WHAT IS REQUIRED =>
Would you restate all the data that follows, word for word?

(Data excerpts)
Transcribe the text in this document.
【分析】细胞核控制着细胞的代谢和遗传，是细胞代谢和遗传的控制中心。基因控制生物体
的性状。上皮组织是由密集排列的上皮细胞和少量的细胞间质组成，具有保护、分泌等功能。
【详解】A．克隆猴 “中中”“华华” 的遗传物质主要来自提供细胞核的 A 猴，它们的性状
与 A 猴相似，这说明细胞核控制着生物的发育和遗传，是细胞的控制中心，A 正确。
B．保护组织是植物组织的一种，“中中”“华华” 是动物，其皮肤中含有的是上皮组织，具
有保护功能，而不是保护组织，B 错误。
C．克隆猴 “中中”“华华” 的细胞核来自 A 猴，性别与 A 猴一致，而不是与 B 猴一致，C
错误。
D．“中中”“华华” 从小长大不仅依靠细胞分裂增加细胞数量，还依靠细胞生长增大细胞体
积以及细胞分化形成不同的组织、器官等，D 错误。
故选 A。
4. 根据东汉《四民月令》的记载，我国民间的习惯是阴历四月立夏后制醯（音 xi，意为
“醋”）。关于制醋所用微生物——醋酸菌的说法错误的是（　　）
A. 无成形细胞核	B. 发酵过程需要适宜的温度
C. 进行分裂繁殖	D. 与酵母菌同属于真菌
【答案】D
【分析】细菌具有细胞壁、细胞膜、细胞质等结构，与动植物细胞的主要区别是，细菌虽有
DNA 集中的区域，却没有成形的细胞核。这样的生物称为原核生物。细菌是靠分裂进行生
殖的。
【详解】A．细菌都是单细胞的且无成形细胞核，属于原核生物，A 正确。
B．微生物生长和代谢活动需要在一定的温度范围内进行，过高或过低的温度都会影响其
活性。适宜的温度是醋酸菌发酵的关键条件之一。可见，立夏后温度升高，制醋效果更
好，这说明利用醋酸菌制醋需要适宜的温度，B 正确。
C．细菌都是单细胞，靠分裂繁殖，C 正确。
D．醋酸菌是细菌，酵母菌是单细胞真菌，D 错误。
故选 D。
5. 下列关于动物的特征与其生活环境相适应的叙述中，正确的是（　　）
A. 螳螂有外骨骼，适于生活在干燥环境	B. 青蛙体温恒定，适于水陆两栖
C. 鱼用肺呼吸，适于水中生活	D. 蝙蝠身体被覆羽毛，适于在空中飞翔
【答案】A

RIGHT ANSWER =>
Transcribe the text in this document.
【分析】细胞核控制着细胞的代谢和遗传，是细胞代谢和遗传的控制中心。基因控制生物体
的性状。上皮组织是由密集排列的上皮细胞和少量的细胞间质组成，具有保护、分泌等功能。
【详解】A．克隆猴 “中中”“华华” 的遗传物质主要来自提供细胞核的 A 猴，它们的性状
与 A 猴相似，这说明细胞核控制着生物的发育和遗传，是细胞的控制中心，A 正确。
B．保护组织是植物组织的一种，“中中”“华华” 是动物，其皮肤中含有的是上皮组织，具
有保护功能，而不是保护组织，B 错误。
C．克隆猴 “中中”“华华” 的细胞核来自 A 猴，性别与 A 猴一致，而不是与 B 猴一致，C
错误。
D．“中中”“华华” 从小长大不仅依靠细胞分裂增加细胞数量，还依靠细胞生长增大细胞体
积以及细胞分化形成不同的组织、器官等，D 错误。
故选 A。
4. 根据东汉《四民月令》的记载，我国民间的习惯是阴历四月立夏后制醯（音 xi，意为
“醋”）。关于制醋所用微生物——醋酸菌的说法错误的是（　　）
A. 无成形细胞核	B. 发酵过程需要适宜的温度
C. 进行分裂繁殖	D. 与酵母菌同属于真菌
【答案】D
【分析】细菌具有细胞壁、细胞膜、细胞质等结构，与动植物细胞的主要区别是，细菌虽有
DNA 集中的区域，却没有成形的细胞核。这样的生物称为原核生物。细菌是靠分裂进行生
殖的。
【详解】A．细菌都是单细胞的且无成形细胞核，属于原核生物，A 正确。
B．微生物生长和代谢活动需要在一定的温度范围内进行，过高或过低的温度都会影响其
活性。适宜的温度是醋酸菌发酵的关键条件之一。可见，立夏后温度升高，制醋效果更
好，这说明利用醋酸菌制醋需要适宜的温度，B 正确。
C．细菌都是单细胞，靠分裂繁殖，C 正确。
D．醋酸菌是细菌，酵母菌是单细胞真菌，D 错误。
故选 D。
5. 下列关于动物的特征与其生活环境相适应的叙述中，正确的是（　　）
A. 螳螂有外骨骼，适于生活在干燥环境	B. 青蛙体温恒定，适于水陆两栖
C. 鱼用肺呼吸，适于水中生活	D. 蝙蝠身体被覆羽毛，适于在空中飞翔
【答案】A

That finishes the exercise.